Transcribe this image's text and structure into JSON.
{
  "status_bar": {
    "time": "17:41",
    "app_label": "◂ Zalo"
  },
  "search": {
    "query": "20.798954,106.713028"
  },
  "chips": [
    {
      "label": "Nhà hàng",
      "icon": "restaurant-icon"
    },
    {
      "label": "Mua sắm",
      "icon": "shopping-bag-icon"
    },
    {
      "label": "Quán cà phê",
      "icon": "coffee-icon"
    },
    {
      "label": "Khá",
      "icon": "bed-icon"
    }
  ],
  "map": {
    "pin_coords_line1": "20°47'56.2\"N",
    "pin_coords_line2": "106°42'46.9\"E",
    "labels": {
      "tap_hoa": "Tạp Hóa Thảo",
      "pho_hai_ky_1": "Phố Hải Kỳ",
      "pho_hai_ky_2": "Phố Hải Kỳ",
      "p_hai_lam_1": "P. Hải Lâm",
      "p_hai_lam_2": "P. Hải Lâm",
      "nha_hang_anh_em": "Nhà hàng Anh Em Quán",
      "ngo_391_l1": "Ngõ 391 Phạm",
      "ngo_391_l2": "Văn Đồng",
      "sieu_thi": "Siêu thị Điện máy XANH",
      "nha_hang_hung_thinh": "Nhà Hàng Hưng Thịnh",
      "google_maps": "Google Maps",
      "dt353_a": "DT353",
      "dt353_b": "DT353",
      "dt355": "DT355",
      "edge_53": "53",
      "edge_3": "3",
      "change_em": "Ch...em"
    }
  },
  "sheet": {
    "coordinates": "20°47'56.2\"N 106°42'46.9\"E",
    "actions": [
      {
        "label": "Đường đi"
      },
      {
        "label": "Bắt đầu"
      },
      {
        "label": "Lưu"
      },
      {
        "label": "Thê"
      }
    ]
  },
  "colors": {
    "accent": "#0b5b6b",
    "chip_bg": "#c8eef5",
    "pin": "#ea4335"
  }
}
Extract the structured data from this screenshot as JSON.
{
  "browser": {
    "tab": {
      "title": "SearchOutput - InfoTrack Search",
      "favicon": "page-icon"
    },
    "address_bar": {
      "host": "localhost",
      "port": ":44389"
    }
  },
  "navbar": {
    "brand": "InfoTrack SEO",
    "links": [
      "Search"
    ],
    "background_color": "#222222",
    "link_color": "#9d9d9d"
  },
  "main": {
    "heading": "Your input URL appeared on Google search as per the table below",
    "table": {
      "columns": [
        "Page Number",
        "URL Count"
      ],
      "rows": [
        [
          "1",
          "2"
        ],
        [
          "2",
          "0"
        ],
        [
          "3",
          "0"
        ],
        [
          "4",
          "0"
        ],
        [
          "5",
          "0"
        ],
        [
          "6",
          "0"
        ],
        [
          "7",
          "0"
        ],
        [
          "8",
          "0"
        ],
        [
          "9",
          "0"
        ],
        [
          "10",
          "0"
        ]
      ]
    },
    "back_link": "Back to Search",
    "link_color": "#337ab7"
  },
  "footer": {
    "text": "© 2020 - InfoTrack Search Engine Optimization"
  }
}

──────────

**Task directions:** Write out the records shown above, exactly as they appear.

**Full response:**
Transcribe this image's text and structure into JSON.
{
  "status_bar": {
    "time": "17:41",
    "app_label": "◂ Zalo"
  },
  "search": {
    "query": "20.798954,106.713028"
  },
  "chips": [
    {
      "label": "Nhà hàng",
      "icon": "restaurant-icon"
    },
    {
      "label": "Mua sắm",
      "icon": "shopping-bag-icon"
    },
    {
      "label": "Quán cà phê",
      "icon": "coffee-icon"
    },
    {
      "label": "Khá",
      "icon": "bed-icon"
    }
  ],
  "map": {
    "pin_coords_line1": "20°47'56.2\"N",
    "pin_coords_line2": "106°42'46.9\"E",
    "labels": {
      "tap_hoa": "Tạp Hóa Thảo",
      "pho_hai_ky_1": "Phố Hải Kỳ",
      "pho_hai_ky_2": "Phố Hải Kỳ",
      "p_hai_lam_1": "P. Hải Lâm",
      "p_hai_lam_2": "P. Hải Lâm",
      "nha_hang_anh_em": "Nhà hàng Anh Em Quán",
      "ngo_391_l1": "Ngõ 391 Phạm",
      "ngo_391_l2": "Văn Đồng",
      "sieu_thi": "Siêu thị Điện máy XANH",
      "nha_hang_hung_thinh": "Nhà Hàng Hưng Thịnh",
      "google_maps": "Google Maps",
      "dt353_a": "DT353",
      "dt353_b": "DT353",
      "dt355": "DT355",
      "edge_53": "53",
      "edge_3": "3",
      "change_em": "Ch...em"
    }
  },
  "sheet": {
    "coordinates": "20°47'56.2\"N 106°42'46.9\"E",
    "actions": [
      {
        "label": "Đường đi"
      },
      {
        "label": "Bắt đầu"
      },
      {
        "label": "Lưu"
      },
      {
        "label": "Thê"
      }
    ]
  },
  "colors": {
    "accent": "#0b5b6b",
    "chip_bg": "#c8eef5",
    "pin": "#ea4335"
  }
}
Extract the structured data from this screenshot as JSON.
{
  "browser": {
    "tab": {
      "title": "SearchOutput - InfoTrack Search",
      "favicon": "page-icon"
    },
    "address_bar": {
      "host": "localhost",
      "port": ":44389"
    }
  },
  "navbar": {
    "brand": "InfoTrack SEO",
    "links": [
      "Search"
    ],
    "background_color": "#222222",
    "link_color": "#9d9d9d"
  },
  "main": {
    "heading": "Your input URL appeared on Google search as per the table below",
    "table": {
      "columns": [
        "Page Number",
        "URL Count"
      ],
      "rows": [
        [
          "1",
          "2"
        ],
        [
          "2",
          "0"
        ],
        [
          "3",
          "0"
        ],
        [
          "4",
          "0"
        ],
        [
          "5",
          "0"
        ],
        [
          "6",
          "0"
        ],
        [
          "7",
          "0"
        ],
        [
          "8",
          "0"
        ],
        [
          "9",
          "0"
        ],
        [
          "10",
          "0"
        ]
      ]
    },
    "back_link": "Back to Search",
    "link_color": "#337ab7"
  },
  "footer": {
    "text": "© 2020 - InfoTrack Search Engine Optimization"
  }
}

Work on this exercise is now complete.